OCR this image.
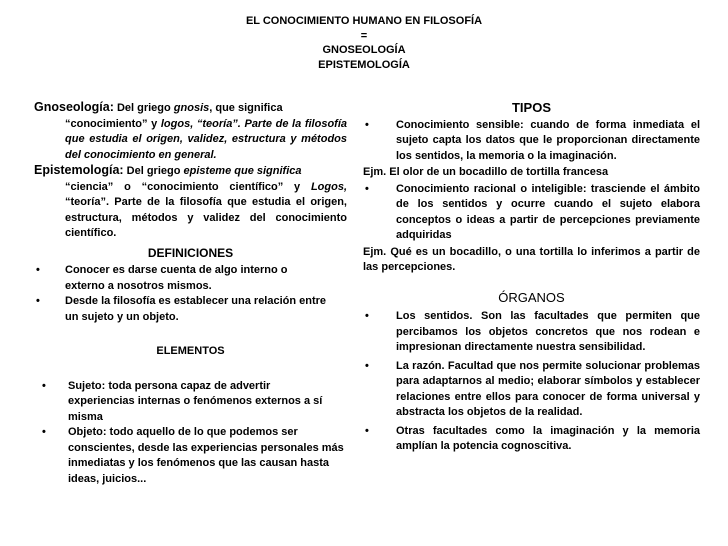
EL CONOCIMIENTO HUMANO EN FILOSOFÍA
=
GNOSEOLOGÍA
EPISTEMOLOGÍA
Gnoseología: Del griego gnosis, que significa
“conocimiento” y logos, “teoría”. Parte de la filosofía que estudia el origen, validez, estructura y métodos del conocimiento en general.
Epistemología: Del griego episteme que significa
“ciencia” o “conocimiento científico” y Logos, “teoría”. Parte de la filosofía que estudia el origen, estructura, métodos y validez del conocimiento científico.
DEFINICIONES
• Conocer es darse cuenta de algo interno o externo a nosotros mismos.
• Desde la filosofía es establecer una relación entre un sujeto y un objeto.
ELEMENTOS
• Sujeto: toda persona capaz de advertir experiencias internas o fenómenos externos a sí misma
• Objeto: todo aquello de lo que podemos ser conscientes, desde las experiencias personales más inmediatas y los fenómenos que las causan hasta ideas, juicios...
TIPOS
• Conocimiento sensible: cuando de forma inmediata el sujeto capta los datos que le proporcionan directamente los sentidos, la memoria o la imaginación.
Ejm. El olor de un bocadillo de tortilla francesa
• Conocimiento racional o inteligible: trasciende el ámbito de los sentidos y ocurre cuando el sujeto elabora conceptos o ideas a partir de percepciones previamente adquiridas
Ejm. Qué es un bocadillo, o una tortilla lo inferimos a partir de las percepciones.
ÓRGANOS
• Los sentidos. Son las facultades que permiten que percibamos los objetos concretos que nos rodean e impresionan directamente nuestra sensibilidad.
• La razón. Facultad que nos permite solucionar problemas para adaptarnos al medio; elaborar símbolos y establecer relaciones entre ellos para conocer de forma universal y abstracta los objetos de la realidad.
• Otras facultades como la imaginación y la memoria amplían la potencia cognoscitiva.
● ● ● ● ●
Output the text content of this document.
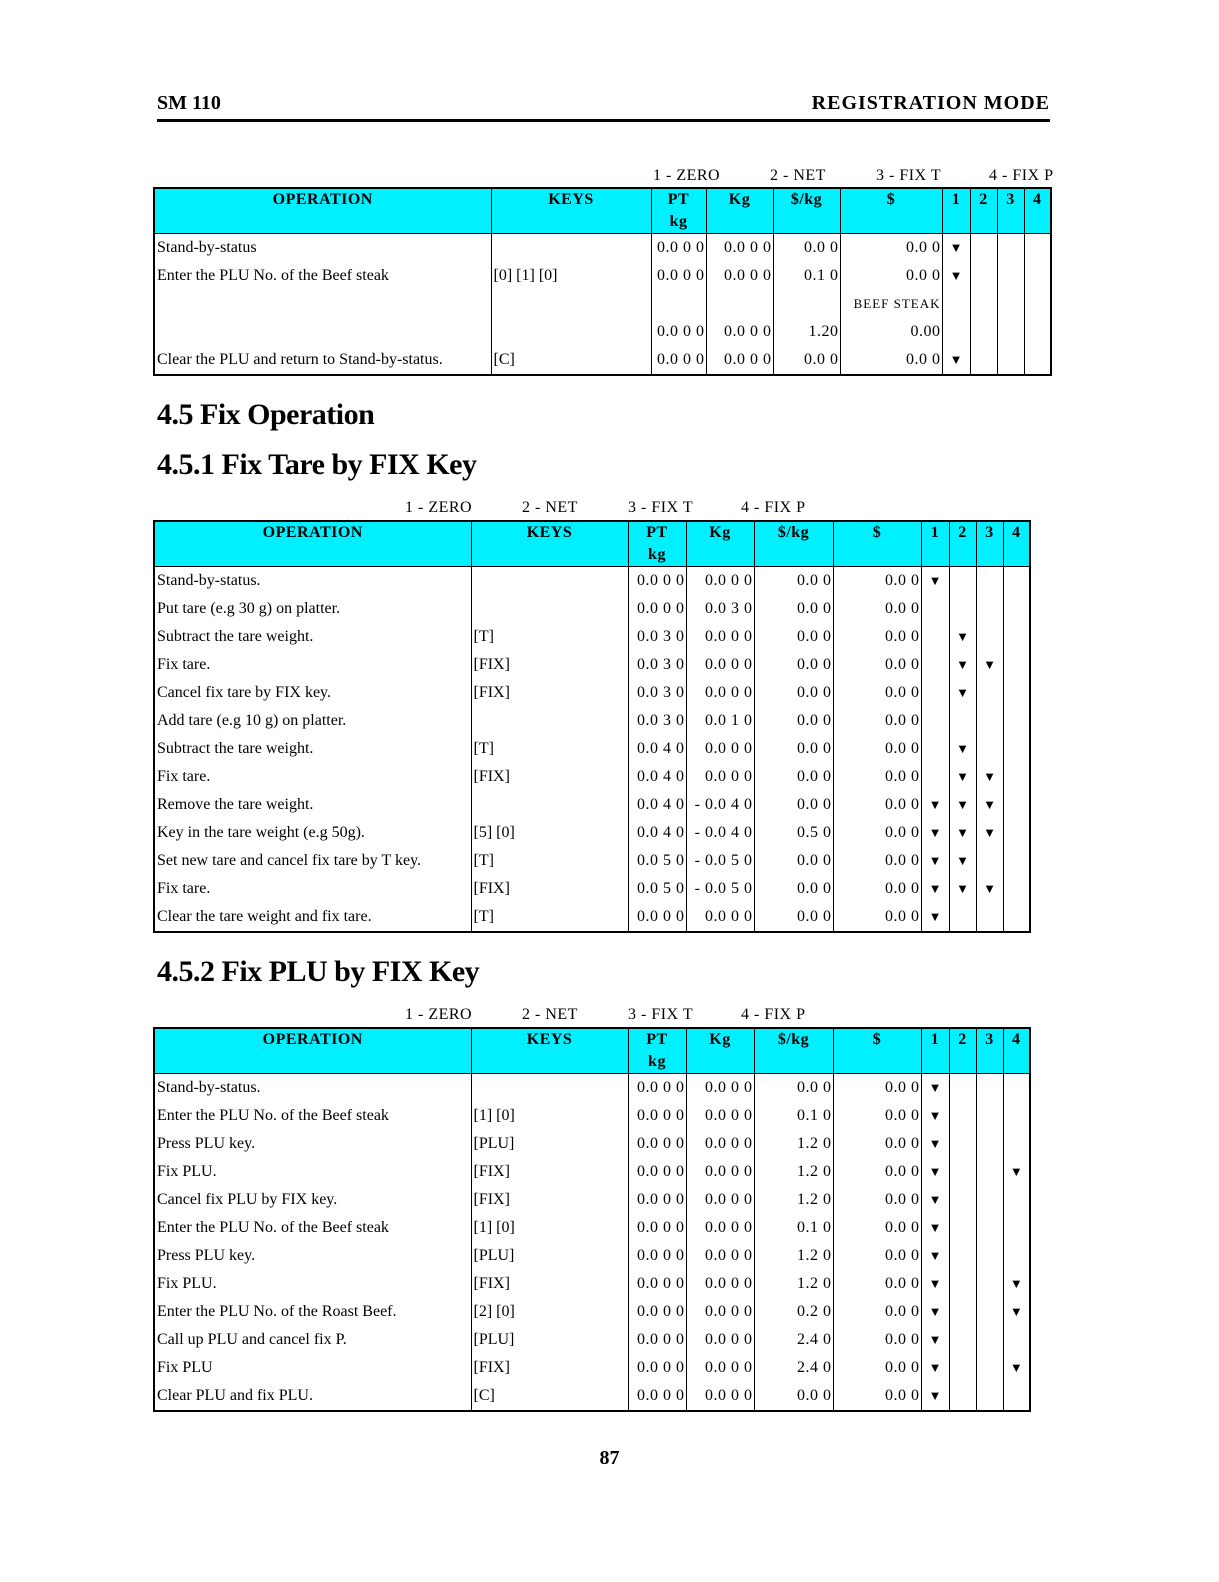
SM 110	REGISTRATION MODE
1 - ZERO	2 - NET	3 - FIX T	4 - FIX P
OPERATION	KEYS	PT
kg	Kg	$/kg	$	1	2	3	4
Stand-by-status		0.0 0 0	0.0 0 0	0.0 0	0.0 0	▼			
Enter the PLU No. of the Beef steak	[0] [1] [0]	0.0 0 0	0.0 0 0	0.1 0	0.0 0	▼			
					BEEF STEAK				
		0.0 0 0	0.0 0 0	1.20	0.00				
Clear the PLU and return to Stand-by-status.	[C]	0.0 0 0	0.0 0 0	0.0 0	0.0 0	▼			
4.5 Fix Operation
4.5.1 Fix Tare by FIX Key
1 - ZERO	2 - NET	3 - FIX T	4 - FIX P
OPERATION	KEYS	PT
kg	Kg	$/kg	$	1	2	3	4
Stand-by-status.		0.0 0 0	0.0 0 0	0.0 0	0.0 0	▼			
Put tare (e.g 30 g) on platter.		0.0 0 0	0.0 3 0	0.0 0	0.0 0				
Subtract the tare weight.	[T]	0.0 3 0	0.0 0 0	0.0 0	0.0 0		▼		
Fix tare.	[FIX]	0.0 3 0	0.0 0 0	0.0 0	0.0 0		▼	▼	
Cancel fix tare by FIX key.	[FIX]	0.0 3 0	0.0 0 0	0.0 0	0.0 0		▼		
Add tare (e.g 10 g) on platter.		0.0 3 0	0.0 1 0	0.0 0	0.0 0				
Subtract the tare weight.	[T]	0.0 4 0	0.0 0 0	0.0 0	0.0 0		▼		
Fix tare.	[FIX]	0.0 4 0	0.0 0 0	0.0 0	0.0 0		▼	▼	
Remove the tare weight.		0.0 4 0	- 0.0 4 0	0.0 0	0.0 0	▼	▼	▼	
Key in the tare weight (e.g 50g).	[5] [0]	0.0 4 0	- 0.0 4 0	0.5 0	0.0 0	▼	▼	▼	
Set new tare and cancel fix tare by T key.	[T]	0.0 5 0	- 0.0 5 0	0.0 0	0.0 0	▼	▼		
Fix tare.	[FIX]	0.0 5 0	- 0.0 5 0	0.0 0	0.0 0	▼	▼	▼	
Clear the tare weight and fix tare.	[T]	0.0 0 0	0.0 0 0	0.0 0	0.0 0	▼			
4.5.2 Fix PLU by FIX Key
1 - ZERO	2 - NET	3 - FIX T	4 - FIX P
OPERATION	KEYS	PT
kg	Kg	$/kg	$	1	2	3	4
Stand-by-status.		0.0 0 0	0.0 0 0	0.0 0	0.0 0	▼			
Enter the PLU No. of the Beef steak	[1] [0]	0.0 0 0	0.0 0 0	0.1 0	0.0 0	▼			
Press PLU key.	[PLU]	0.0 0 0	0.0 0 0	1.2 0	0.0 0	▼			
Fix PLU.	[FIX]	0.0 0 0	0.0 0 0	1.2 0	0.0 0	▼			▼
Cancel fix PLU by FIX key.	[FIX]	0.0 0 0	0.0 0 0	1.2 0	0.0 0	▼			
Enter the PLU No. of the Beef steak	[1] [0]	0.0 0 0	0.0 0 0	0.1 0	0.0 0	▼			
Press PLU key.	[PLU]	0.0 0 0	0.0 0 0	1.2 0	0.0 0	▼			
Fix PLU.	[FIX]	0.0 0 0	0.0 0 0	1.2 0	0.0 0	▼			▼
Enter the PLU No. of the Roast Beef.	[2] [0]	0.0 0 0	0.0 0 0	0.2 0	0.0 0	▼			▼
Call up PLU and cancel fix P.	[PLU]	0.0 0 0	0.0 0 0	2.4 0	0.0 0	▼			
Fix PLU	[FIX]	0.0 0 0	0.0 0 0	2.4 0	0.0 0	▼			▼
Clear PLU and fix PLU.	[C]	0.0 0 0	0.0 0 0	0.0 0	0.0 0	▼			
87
● ● ● ● ●
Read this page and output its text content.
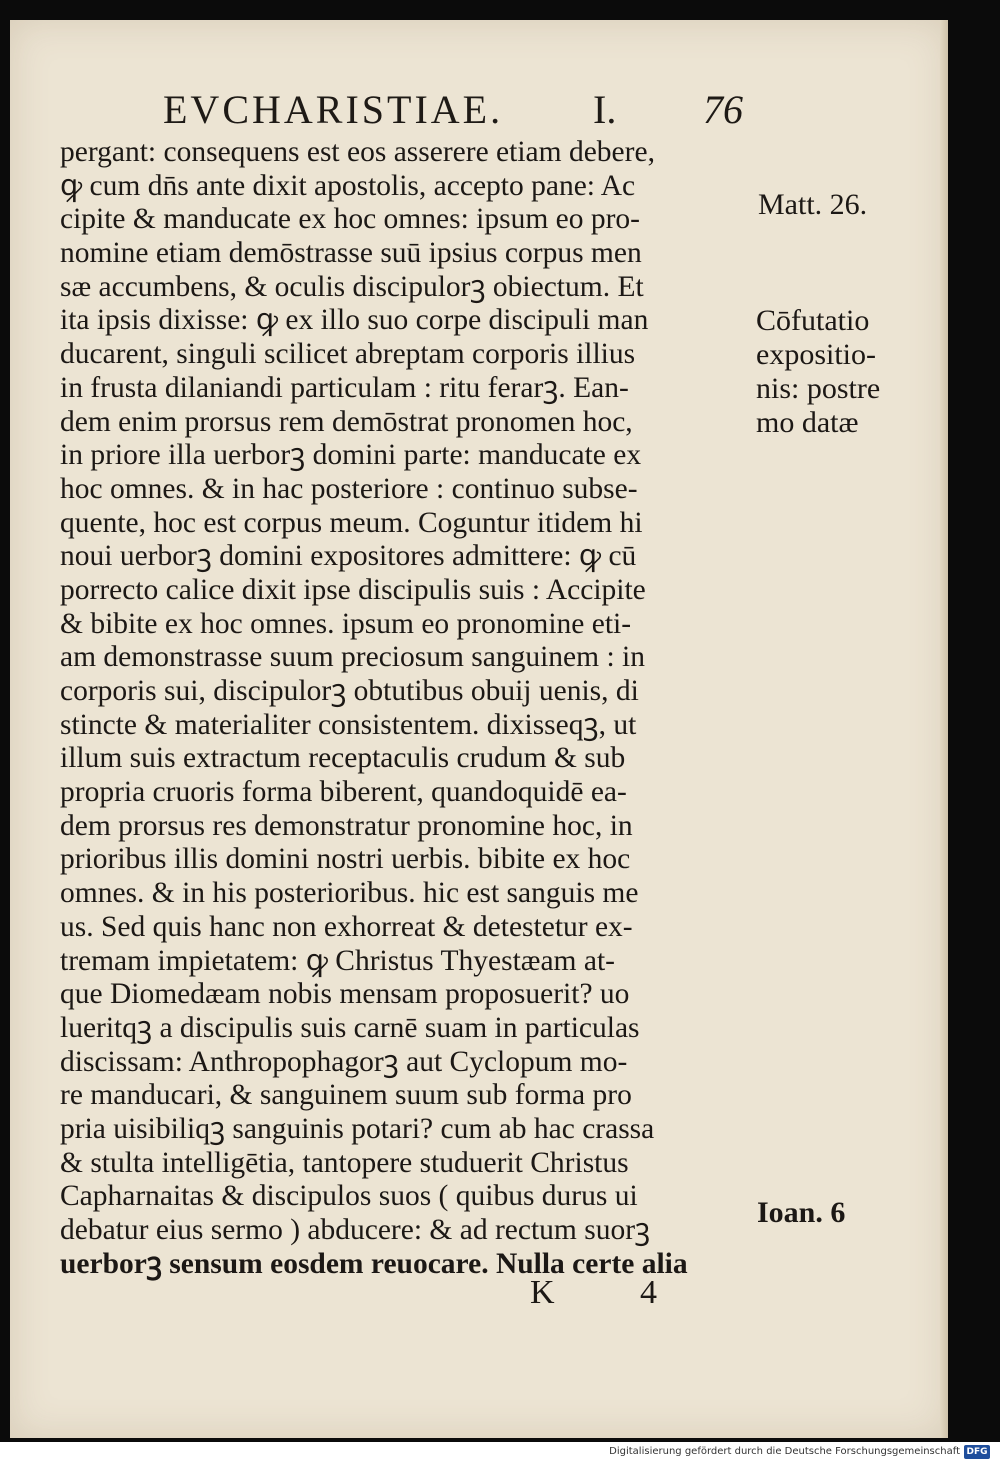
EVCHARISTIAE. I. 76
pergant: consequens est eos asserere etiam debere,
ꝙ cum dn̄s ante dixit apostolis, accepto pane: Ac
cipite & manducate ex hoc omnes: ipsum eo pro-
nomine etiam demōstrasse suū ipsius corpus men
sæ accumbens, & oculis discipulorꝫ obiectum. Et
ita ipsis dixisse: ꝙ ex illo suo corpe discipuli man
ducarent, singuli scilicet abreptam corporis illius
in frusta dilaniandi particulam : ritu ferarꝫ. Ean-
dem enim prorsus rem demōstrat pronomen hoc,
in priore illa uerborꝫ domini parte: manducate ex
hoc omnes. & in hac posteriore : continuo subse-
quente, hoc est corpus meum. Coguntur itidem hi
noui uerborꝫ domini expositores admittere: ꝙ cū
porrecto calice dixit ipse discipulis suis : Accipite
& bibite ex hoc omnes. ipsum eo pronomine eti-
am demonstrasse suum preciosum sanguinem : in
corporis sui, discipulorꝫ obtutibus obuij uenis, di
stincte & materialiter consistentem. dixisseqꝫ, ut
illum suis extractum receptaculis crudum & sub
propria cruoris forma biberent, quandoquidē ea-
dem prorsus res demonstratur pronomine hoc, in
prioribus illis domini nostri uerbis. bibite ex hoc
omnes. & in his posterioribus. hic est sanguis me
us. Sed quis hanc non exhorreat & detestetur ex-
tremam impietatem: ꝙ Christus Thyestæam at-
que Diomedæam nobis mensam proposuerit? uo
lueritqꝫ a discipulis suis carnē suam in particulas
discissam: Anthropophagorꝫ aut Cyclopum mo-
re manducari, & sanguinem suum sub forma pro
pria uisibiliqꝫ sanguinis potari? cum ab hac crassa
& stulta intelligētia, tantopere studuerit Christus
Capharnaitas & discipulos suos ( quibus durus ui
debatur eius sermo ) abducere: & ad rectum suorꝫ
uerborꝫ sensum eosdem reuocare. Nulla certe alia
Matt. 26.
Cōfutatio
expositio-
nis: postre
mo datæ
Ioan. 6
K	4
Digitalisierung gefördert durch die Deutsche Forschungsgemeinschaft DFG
● ● ● ● ●
Using the listing, copy every line where the word "experiencias" shows up.

• Sujeto: toda persona capaz de advertir experiencias internas o fenómenos externos a sí misma
• Objeto: todo aquello de lo que podemos ser conscientes, desde las experiencias personales más inmediatas y los fenómenos que las causan hasta ideas, juicios...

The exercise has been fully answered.